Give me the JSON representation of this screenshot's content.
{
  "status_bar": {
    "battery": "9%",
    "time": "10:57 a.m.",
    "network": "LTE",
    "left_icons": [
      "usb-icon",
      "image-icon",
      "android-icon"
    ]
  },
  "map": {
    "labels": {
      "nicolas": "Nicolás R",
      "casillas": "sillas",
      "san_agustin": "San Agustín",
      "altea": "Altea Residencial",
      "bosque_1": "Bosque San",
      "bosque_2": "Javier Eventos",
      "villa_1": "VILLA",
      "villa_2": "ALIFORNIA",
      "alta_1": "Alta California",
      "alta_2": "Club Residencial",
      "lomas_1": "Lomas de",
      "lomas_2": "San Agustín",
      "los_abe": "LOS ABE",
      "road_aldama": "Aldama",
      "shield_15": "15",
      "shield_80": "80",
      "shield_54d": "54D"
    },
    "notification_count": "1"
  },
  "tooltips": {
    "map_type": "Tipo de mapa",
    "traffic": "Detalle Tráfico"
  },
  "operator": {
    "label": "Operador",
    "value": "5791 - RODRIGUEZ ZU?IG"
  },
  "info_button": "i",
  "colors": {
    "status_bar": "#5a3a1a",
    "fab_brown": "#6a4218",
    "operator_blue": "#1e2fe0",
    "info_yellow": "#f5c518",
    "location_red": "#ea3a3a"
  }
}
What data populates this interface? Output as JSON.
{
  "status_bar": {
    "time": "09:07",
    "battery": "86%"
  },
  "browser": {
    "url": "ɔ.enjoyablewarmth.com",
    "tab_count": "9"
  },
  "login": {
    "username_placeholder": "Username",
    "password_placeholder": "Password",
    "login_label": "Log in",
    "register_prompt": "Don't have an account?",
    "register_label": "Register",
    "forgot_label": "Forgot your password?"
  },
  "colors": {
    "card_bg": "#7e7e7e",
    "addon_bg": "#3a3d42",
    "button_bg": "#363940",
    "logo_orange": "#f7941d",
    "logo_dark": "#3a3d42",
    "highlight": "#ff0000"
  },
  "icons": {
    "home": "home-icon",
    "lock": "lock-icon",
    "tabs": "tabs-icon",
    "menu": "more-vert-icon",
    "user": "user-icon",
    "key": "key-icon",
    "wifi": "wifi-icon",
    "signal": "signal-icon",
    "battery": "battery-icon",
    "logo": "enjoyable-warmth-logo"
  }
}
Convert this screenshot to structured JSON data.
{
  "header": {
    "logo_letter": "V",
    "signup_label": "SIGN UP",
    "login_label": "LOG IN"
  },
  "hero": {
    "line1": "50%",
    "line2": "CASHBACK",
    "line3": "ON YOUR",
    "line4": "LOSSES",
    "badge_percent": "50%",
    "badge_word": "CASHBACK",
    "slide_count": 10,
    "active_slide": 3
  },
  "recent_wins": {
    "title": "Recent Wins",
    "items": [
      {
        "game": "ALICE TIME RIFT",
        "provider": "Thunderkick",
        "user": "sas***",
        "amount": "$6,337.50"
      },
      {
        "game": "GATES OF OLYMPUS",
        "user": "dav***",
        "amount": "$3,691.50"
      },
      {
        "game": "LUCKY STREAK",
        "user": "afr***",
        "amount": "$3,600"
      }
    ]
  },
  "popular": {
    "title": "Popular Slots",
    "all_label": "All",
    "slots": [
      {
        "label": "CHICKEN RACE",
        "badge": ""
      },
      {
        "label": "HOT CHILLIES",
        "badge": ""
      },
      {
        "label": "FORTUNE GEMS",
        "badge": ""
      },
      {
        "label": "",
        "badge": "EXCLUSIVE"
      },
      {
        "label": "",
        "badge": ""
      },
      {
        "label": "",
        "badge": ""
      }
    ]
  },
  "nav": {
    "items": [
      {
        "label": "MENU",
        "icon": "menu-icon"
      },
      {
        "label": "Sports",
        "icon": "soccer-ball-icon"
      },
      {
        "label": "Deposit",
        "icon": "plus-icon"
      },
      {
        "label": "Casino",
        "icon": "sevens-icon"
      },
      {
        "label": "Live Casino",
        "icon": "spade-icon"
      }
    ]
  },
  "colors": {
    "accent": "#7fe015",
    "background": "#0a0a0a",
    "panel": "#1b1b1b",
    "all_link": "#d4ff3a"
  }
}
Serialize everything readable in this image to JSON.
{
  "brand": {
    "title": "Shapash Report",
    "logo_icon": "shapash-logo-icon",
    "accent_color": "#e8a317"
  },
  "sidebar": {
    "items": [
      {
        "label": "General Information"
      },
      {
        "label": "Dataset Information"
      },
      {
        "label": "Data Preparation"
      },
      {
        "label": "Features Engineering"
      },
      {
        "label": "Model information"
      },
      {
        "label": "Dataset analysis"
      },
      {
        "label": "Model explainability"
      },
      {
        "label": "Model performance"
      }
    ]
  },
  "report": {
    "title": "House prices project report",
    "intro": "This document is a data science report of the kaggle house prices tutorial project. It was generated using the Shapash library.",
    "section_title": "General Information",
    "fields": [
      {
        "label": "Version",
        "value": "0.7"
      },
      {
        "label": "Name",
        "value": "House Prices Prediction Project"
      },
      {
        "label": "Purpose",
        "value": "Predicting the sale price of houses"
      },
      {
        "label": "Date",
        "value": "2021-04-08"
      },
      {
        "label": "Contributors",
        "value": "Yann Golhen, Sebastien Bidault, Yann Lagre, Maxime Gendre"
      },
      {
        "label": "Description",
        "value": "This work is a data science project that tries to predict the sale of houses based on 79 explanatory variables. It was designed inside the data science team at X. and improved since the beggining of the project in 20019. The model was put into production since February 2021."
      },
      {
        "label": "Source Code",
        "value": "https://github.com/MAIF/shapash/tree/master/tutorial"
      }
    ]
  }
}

------------

- **TASK DETAILS**
Reproduce the data, keeping every line exactly the same.

- **THE OUTPUT**
Give me the JSON representation of this screenshot's content.
{
  "status_bar": {
    "battery": "9%",
    "time": "10:57 a.m.",
    "network": "LTE",
    "left_icons": [
      "usb-icon",
      "image-icon",
      "android-icon"
    ]
  },
  "map": {
    "labels": {
      "nicolas": "Nicolás R",
      "casillas": "sillas",
      "san_agustin": "San Agustín",
      "altea": "Altea Residencial",
      "bosque_1": "Bosque San",
      "bosque_2": "Javier Eventos",
      "villa_1": "VILLA",
      "villa_2": "ALIFORNIA",
      "alta_1": "Alta California",
      "alta_2": "Club Residencial",
      "lomas_1": "Lomas de",
      "lomas_2": "San Agustín",
      "los_abe": "LOS ABE",
      "road_aldama": "Aldama",
      "shield_15": "15",
      "shield_80": "80",
      "shield_54d": "54D"
    },
    "notification_count": "1"
  },
  "tooltips": {
    "map_type": "Tipo de mapa",
    "traffic": "Detalle Tráfico"
  },
  "operator": {
    "label": "Operador",
    "value": "5791 - RODRIGUEZ ZU?IG"
  },
  "info_button": "i",
  "colors": {
    "status_bar": "#5a3a1a",
    "fab_brown": "#6a4218",
    "operator_blue": "#1e2fe0",
    "info_yellow": "#f5c518",
    "location_red": "#ea3a3a"
  }
}
What data populates this interface? Output as JSON.
{
  "status_bar": {
    "time": "09:07",
    "battery": "86%"
  },
  "browser": {
    "url": "ɔ.enjoyablewarmth.com",
    "tab_count": "9"
  },
  "login": {
    "username_placeholder": "Username",
    "password_placeholder": "Password",
    "login_label": "Log in",
    "register_prompt": "Don't have an account?",
    "register_label": "Register",
    "forgot_label": "Forgot your password?"
  },
  "colors": {
    "card_bg": "#7e7e7e",
    "addon_bg": "#3a3d42",
    "button_bg": "#363940",
    "logo_orange": "#f7941d",
    "logo_dark": "#3a3d42",
    "highlight": "#ff0000"
  },
  "icons": {
    "home": "home-icon",
    "lock": "lock-icon",
    "tabs": "tabs-icon",
    "menu": "more-vert-icon",
    "user": "user-icon",
    "key": "key-icon",
    "wifi": "wifi-icon",
    "signal": "signal-icon",
    "battery": "battery-icon",
    "logo": "enjoyable-warmth-logo"
  }
}
Convert this screenshot to structured JSON data.
{
  "header": {
    "logo_letter": "V",
    "signup_label": "SIGN UP",
    "login_label": "LOG IN"
  },
  "hero": {
    "line1": "50%",
    "line2": "CASHBACK",
    "line3": "ON YOUR",
    "line4": "LOSSES",
    "badge_percent": "50%",
    "badge_word": "CASHBACK",
    "slide_count": 10,
    "active_slide": 3
  },
  "recent_wins": {
    "title": "Recent Wins",
    "items": [
      {
        "game": "ALICE TIME RIFT",
        "provider": "Thunderkick",
        "user": "sas***",
        "amount": "$6,337.50"
      },
      {
        "game": "GATES OF OLYMPUS",
        "user": "dav***",
        "amount": "$3,691.50"
      },
      {
        "game": "LUCKY STREAK",
        "user": "afr***",
        "amount": "$3,600"
      }
    ]
  },
  "popular": {
    "title": "Popular Slots",
    "all_label": "All",
    "slots": [
      {
        "label": "CHICKEN RACE",
        "badge": ""
      },
      {
        "label": "HOT CHILLIES",
        "badge": ""
      },
      {
        "label": "FORTUNE GEMS",
        "badge": ""
      },
      {
        "label": "",
        "badge": "EXCLUSIVE"
      },
      {
        "label": "",
        "badge": ""
      },
      {
        "label": "",
        "badge": ""
      }
    ]
  },
  "nav": {
    "items": [
      {
        "label": "MENU",
        "icon": "menu-icon"
      },
      {
        "label": "Sports",
        "icon": "soccer-ball-icon"
      },
      {
        "label": "Deposit",
        "icon": "plus-icon"
      },
      {
        "label": "Casino",
        "icon": "sevens-icon"
      },
      {
        "label": "Live Casino",
        "icon": "spade-icon"
      }
    ]
  },
  "colors": {
    "accent": "#7fe015",
    "background": "#0a0a0a",
    "panel": "#1b1b1b",
    "all_link": "#d4ff3a"
  }
}
Serialize everything readable in this image to JSON.
{
  "brand": {
    "title": "Shapash Report",
    "logo_icon": "shapash-logo-icon",
    "accent_color": "#e8a317"
  },
  "sidebar": {
    "items": [
      {
        "label": "General Information"
      },
      {
        "label": "Dataset Information"
      },
      {
        "label": "Data Preparation"
      },
      {
        "label": "Features Engineering"
      },
      {
        "label": "Model information"
      },
      {
        "label": "Dataset analysis"
      },
      {
        "label": "Model explainability"
      },
      {
        "label": "Model performance"
      }
    ]
  },
  "report": {
    "title": "House prices project report",
    "intro": "This document is a data science report of the kaggle house prices tutorial project. It was generated using the Shapash library.",
    "section_title": "General Information",
    "fields": [
      {
        "label": "Version",
        "value": "0.7"
      },
      {
        "label": "Name",
        "value": "House Prices Prediction Project"
      },
      {
        "label": "Purpose",
        "value": "Predicting the sale price of houses"
      },
      {
        "label": "Date",
        "value": "2021-04-08"
      },
      {
        "label": "Contributors",
        "value": "Yann Golhen, Sebastien Bidault, Yann Lagre, Maxime Gendre"
      },
      {
        "label": "Description",
        "value": "This work is a data science project that tries to predict the sale of houses based on 79 explanatory variables. It was designed inside the data science team at X. and improved since the beggining of the project in 20019. The model was put into production since February 2021."
      },
      {
        "label": "Source Code",
        "value": "https://github.com/MAIF/shapash/tree/master/tutorial"
      }
    ]
  }
}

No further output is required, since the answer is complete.